Challenge
Copy the records below exactly as they appear.

[begin Data excerpts]

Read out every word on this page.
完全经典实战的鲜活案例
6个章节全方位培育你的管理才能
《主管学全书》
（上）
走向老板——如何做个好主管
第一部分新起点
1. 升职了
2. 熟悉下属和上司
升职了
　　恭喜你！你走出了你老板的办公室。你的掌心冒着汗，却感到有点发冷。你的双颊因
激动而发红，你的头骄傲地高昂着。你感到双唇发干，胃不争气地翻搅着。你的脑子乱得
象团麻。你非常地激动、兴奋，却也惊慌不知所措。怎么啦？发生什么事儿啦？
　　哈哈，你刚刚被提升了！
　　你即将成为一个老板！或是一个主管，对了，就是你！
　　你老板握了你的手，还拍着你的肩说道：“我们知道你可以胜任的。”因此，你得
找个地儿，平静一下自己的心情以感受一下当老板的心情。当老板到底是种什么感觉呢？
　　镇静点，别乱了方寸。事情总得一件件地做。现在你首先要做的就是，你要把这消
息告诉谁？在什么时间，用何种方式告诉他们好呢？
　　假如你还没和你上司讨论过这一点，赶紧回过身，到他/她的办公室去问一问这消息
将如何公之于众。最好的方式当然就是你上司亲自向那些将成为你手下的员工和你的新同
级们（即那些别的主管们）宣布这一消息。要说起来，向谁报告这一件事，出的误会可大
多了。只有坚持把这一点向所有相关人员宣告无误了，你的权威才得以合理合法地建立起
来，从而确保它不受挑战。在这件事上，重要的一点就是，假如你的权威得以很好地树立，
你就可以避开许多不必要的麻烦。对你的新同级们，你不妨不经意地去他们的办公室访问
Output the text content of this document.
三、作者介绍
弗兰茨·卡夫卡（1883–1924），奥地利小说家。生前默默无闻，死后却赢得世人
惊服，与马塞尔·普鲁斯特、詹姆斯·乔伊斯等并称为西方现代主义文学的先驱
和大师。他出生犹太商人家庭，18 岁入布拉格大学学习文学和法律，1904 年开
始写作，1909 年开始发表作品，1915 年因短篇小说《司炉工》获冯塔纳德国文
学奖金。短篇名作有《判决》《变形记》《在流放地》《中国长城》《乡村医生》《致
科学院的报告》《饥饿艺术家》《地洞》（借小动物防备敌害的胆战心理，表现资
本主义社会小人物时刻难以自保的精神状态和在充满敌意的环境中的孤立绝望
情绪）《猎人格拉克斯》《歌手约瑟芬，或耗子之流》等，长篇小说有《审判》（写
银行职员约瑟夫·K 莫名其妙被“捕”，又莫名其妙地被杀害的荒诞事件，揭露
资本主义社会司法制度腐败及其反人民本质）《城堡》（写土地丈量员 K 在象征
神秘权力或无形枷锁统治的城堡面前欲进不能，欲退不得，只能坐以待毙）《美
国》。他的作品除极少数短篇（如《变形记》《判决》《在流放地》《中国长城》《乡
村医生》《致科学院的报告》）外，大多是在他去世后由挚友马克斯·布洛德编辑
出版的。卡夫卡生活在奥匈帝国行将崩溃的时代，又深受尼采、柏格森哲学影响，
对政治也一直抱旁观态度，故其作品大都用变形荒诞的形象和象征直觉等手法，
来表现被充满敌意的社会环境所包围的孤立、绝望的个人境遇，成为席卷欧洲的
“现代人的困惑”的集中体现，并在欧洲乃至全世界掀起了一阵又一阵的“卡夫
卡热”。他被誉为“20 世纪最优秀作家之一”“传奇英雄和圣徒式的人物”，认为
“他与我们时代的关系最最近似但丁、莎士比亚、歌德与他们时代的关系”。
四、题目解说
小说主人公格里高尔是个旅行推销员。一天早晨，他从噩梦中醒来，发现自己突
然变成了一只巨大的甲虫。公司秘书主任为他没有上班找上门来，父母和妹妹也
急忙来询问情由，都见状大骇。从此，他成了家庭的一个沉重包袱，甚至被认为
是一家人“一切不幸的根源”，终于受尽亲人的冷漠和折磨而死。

[end Data excerpts]

Complete answer
Read out every word on this page.
完全经典实战的鲜活案例
6个章节全方位培育你的管理才能
《主管学全书》
（上）
走向老板——如何做个好主管
第一部分新起点
1. 升职了
2. 熟悉下属和上司
升职了
　　恭喜你！你走出了你老板的办公室。你的掌心冒着汗，却感到有点发冷。你的双颊因
激动而发红，你的头骄傲地高昂着。你感到双唇发干，胃不争气地翻搅着。你的脑子乱得
象团麻。你非常地激动、兴奋，却也惊慌不知所措。怎么啦？发生什么事儿啦？
　　哈哈，你刚刚被提升了！
　　你即将成为一个老板！或是一个主管，对了，就是你！
　　你老板握了你的手，还拍着你的肩说道：“我们知道你可以胜任的。”因此，你得
找个地儿，平静一下自己的心情以感受一下当老板的心情。当老板到底是种什么感觉呢？
　　镇静点，别乱了方寸。事情总得一件件地做。现在你首先要做的就是，你要把这消
息告诉谁？在什么时间，用何种方式告诉他们好呢？
　　假如你还没和你上司讨论过这一点，赶紧回过身，到他/她的办公室去问一问这消息
将如何公之于众。最好的方式当然就是你上司亲自向那些将成为你手下的员工和你的新同
级们（即那些别的主管们）宣布这一消息。要说起来，向谁报告这一件事，出的误会可大
多了。只有坚持把这一点向所有相关人员宣告无误了，你的权威才得以合理合法地建立起
来，从而确保它不受挑战。在这件事上，重要的一点就是，假如你的权威得以很好地树立，
你就可以避开许多不必要的麻烦。对你的新同级们，你不妨不经意地去他们的办公室访问
Output the text content of this document.
三、作者介绍
弗兰茨·卡夫卡（1883–1924），奥地利小说家。生前默默无闻，死后却赢得世人
惊服，与马塞尔·普鲁斯特、詹姆斯·乔伊斯等并称为西方现代主义文学的先驱
和大师。他出生犹太商人家庭，18 岁入布拉格大学学习文学和法律，1904 年开
始写作，1909 年开始发表作品，1915 年因短篇小说《司炉工》获冯塔纳德国文
学奖金。短篇名作有《判决》《变形记》《在流放地》《中国长城》《乡村医生》《致
科学院的报告》《饥饿艺术家》《地洞》（借小动物防备敌害的胆战心理，表现资
本主义社会小人物时刻难以自保的精神状态和在充满敌意的环境中的孤立绝望
情绪）《猎人格拉克斯》《歌手约瑟芬，或耗子之流》等，长篇小说有《审判》（写
银行职员约瑟夫·K 莫名其妙被“捕”，又莫名其妙地被杀害的荒诞事件，揭露
资本主义社会司法制度腐败及其反人民本质）《城堡》（写土地丈量员 K 在象征
神秘权力或无形枷锁统治的城堡面前欲进不能，欲退不得，只能坐以待毙）《美
国》。他的作品除极少数短篇（如《变形记》《判决》《在流放地》《中国长城》《乡
村医生》《致科学院的报告》）外，大多是在他去世后由挚友马克斯·布洛德编辑
出版的。卡夫卡生活在奥匈帝国行将崩溃的时代，又深受尼采、柏格森哲学影响，
对政治也一直抱旁观态度，故其作品大都用变形荒诞的形象和象征直觉等手法，
来表现被充满敌意的社会环境所包围的孤立、绝望的个人境遇，成为席卷欧洲的
“现代人的困惑”的集中体现，并在欧洲乃至全世界掀起了一阵又一阵的“卡夫
卡热”。他被誉为“20 世纪最优秀作家之一”“传奇英雄和圣徒式的人物”，认为
“他与我们时代的关系最最近似但丁、莎士比亚、歌德与他们时代的关系”。
四、题目解说
小说主人公格里高尔是个旅行推销员。一天早晨，他从噩梦中醒来，发现自己突
然变成了一只巨大的甲虫。公司秘书主任为他没有上班找上门来，父母和妹妹也
急忙来询问情由，都见状大骇。从此，他成了家庭的一个沉重包袱，甚至被认为
是一家人“一切不幸的根源”，终于受尽亲人的冷漠和折磨而死。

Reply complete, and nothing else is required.